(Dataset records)
• • •

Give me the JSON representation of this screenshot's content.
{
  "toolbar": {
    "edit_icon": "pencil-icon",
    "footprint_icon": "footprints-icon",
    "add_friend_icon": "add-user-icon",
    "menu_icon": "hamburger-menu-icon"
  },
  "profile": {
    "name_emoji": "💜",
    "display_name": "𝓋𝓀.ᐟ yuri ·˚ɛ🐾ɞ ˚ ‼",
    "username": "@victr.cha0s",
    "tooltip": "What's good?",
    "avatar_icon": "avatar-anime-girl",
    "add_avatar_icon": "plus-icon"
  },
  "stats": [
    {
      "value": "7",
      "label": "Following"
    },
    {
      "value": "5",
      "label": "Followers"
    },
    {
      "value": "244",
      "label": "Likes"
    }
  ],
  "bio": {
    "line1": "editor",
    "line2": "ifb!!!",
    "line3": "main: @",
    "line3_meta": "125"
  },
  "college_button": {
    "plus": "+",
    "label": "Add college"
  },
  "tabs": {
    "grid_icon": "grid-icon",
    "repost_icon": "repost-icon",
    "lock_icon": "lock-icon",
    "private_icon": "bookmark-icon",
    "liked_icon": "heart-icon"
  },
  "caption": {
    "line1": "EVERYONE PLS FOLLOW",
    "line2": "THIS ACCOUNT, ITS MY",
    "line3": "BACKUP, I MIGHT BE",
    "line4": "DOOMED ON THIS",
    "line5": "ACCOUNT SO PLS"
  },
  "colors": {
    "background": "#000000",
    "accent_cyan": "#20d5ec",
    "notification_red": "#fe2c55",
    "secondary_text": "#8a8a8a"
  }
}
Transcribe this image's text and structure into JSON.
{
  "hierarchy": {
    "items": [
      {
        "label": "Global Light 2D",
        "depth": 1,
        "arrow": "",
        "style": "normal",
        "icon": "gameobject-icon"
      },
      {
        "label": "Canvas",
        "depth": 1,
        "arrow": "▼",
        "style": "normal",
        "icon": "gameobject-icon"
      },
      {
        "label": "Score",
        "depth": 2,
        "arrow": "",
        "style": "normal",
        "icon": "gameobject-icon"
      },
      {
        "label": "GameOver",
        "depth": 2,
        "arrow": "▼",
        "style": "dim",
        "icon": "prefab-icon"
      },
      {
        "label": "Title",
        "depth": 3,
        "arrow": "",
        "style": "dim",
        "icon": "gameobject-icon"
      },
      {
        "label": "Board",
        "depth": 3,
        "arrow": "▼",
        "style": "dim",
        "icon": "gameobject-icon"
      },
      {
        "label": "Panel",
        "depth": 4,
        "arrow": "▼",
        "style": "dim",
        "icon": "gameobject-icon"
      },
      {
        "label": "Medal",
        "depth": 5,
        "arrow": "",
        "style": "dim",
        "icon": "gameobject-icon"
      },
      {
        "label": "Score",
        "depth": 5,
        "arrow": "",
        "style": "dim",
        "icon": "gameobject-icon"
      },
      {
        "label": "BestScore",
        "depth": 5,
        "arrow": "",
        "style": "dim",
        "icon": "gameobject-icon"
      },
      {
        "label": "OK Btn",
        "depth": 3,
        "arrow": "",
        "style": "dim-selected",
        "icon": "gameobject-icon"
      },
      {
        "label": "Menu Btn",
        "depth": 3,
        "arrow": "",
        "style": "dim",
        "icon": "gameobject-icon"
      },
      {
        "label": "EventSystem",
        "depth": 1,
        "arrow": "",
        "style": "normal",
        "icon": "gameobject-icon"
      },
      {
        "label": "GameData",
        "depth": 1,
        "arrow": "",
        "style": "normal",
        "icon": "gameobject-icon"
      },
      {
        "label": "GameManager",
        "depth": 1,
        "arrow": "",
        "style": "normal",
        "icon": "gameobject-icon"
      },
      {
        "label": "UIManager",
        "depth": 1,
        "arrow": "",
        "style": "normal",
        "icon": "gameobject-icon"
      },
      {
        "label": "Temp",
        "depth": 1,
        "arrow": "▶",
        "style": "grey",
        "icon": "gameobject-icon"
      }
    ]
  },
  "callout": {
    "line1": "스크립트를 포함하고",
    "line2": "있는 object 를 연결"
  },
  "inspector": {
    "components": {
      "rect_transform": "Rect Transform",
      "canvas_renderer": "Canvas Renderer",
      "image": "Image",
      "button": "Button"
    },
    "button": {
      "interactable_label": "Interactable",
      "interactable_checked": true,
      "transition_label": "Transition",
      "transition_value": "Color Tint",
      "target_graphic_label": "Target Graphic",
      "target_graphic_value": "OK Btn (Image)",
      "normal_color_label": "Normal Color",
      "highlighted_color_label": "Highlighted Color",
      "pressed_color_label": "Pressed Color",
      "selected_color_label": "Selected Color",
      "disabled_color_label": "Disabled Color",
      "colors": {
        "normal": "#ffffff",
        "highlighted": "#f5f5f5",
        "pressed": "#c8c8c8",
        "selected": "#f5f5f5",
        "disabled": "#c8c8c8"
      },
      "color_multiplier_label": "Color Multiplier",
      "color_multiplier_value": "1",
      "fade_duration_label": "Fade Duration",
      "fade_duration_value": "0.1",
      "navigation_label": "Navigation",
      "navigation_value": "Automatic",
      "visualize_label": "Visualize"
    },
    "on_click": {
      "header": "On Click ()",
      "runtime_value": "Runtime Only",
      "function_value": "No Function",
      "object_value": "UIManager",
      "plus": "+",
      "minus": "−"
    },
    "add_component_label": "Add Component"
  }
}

• • •

EXERCISE> Reproduce the records above exactly.

RESULT OF THE EXERCISE>
Give me the JSON representation of this screenshot's content.
{
  "toolbar": {
    "edit_icon": "pencil-icon",
    "footprint_icon": "footprints-icon",
    "add_friend_icon": "add-user-icon",
    "menu_icon": "hamburger-menu-icon"
  },
  "profile": {
    "name_emoji": "💜",
    "display_name": "𝓋𝓀.ᐟ yuri ·˚ɛ🐾ɞ ˚ ‼",
    "username": "@victr.cha0s",
    "tooltip": "What's good?",
    "avatar_icon": "avatar-anime-girl",
    "add_avatar_icon": "plus-icon"
  },
  "stats": [
    {
      "value": "7",
      "label": "Following"
    },
    {
      "value": "5",
      "label": "Followers"
    },
    {
      "value": "244",
      "label": "Likes"
    }
  ],
  "bio": {
    "line1": "editor",
    "line2": "ifb!!!",
    "line3": "main: @",
    "line3_meta": "125"
  },
  "college_button": {
    "plus": "+",
    "label": "Add college"
  },
  "tabs": {
    "grid_icon": "grid-icon",
    "repost_icon": "repost-icon",
    "lock_icon": "lock-icon",
    "private_icon": "bookmark-icon",
    "liked_icon": "heart-icon"
  },
  "caption": {
    "line1": "EVERYONE PLS FOLLOW",
    "line2": "THIS ACCOUNT, ITS MY",
    "line3": "BACKUP, I MIGHT BE",
    "line4": "DOOMED ON THIS",
    "line5": "ACCOUNT SO PLS"
  },
  "colors": {
    "background": "#000000",
    "accent_cyan": "#20d5ec",
    "notification_red": "#fe2c55",
    "secondary_text": "#8a8a8a"
  }
}
Transcribe this image's text and structure into JSON.
{
  "hierarchy": {
    "items": [
      {
        "label": "Global Light 2D",
        "depth": 1,
        "arrow": "",
        "style": "normal",
        "icon": "gameobject-icon"
      },
      {
        "label": "Canvas",
        "depth": 1,
        "arrow": "▼",
        "style": "normal",
        "icon": "gameobject-icon"
      },
      {
        "label": "Score",
        "depth": 2,
        "arrow": "",
        "style": "normal",
        "icon": "gameobject-icon"
      },
      {
        "label": "GameOver",
        "depth": 2,
        "arrow": "▼",
        "style": "dim",
        "icon": "prefab-icon"
      },
      {
        "label": "Title",
        "depth": 3,
        "arrow": "",
        "style": "dim",
        "icon": "gameobject-icon"
      },
      {
        "label": "Board",
        "depth": 3,
        "arrow": "▼",
        "style": "dim",
        "icon": "gameobject-icon"
      },
      {
        "label": "Panel",
        "depth": 4,
        "arrow": "▼",
        "style": "dim",
        "icon": "gameobject-icon"
      },
      {
        "label": "Medal",
        "depth": 5,
        "arrow": "",
        "style": "dim",
        "icon": "gameobject-icon"
      },
      {
        "label": "Score",
        "depth": 5,
        "arrow": "",
        "style": "dim",
        "icon": "gameobject-icon"
      },
      {
        "label": "BestScore",
        "depth": 5,
        "arrow": "",
        "style": "dim",
        "icon": "gameobject-icon"
      },
      {
        "label": "OK Btn",
        "depth": 3,
        "arrow": "",
        "style": "dim-selected",
        "icon": "gameobject-icon"
      },
      {
        "label": "Menu Btn",
        "depth": 3,
        "arrow": "",
        "style": "dim",
        "icon": "gameobject-icon"
      },
      {
        "label": "EventSystem",
        "depth": 1,
        "arrow": "",
        "style": "normal",
        "icon": "gameobject-icon"
      },
      {
        "label": "GameData",
        "depth": 1,
        "arrow": "",
        "style": "normal",
        "icon": "gameobject-icon"
      },
      {
        "label": "GameManager",
        "depth": 1,
        "arrow": "",
        "style": "normal",
        "icon": "gameobject-icon"
      },
      {
        "label": "UIManager",
        "depth": 1,
        "arrow": "",
        "style": "normal",
        "icon": "gameobject-icon"
      },
      {
        "label": "Temp",
        "depth": 1,
        "arrow": "▶",
        "style": "grey",
        "icon": "gameobject-icon"
      }
    ]
  },
  "callout": {
    "line1": "스크립트를 포함하고",
    "line2": "있는 object 를 연결"
  },
  "inspector": {
    "components": {
      "rect_transform": "Rect Transform",
      "canvas_renderer": "Canvas Renderer",
      "image": "Image",
      "button": "Button"
    },
    "button": {
      "interactable_label": "Interactable",
      "interactable_checked": true,
      "transition_label": "Transition",
      "transition_value": "Color Tint",
      "target_graphic_label": "Target Graphic",
      "target_graphic_value": "OK Btn (Image)",
      "normal_color_label": "Normal Color",
      "highlighted_color_label": "Highlighted Color",
      "pressed_color_label": "Pressed Color",
      "selected_color_label": "Selected Color",
      "disabled_color_label": "Disabled Color",
      "colors": {
        "normal": "#ffffff",
        "highlighted": "#f5f5f5",
        "pressed": "#c8c8c8",
        "selected": "#f5f5f5",
        "disabled": "#c8c8c8"
      },
      "color_multiplier_label": "Color Multiplier",
      "color_multiplier_value": "1",
      "fade_duration_label": "Fade Duration",
      "fade_duration_value": "0.1",
      "navigation_label": "Navigation",
      "navigation_value": "Automatic",
      "visualize_label": "Visualize"
    },
    "on_click": {
      "header": "On Click ()",
      "runtime_value": "Runtime Only",
      "function_value": "No Function",
      "object_value": "UIManager",
      "plus": "+",
      "minus": "−"
    },
    "add_component_label": "Add Component"
  }
}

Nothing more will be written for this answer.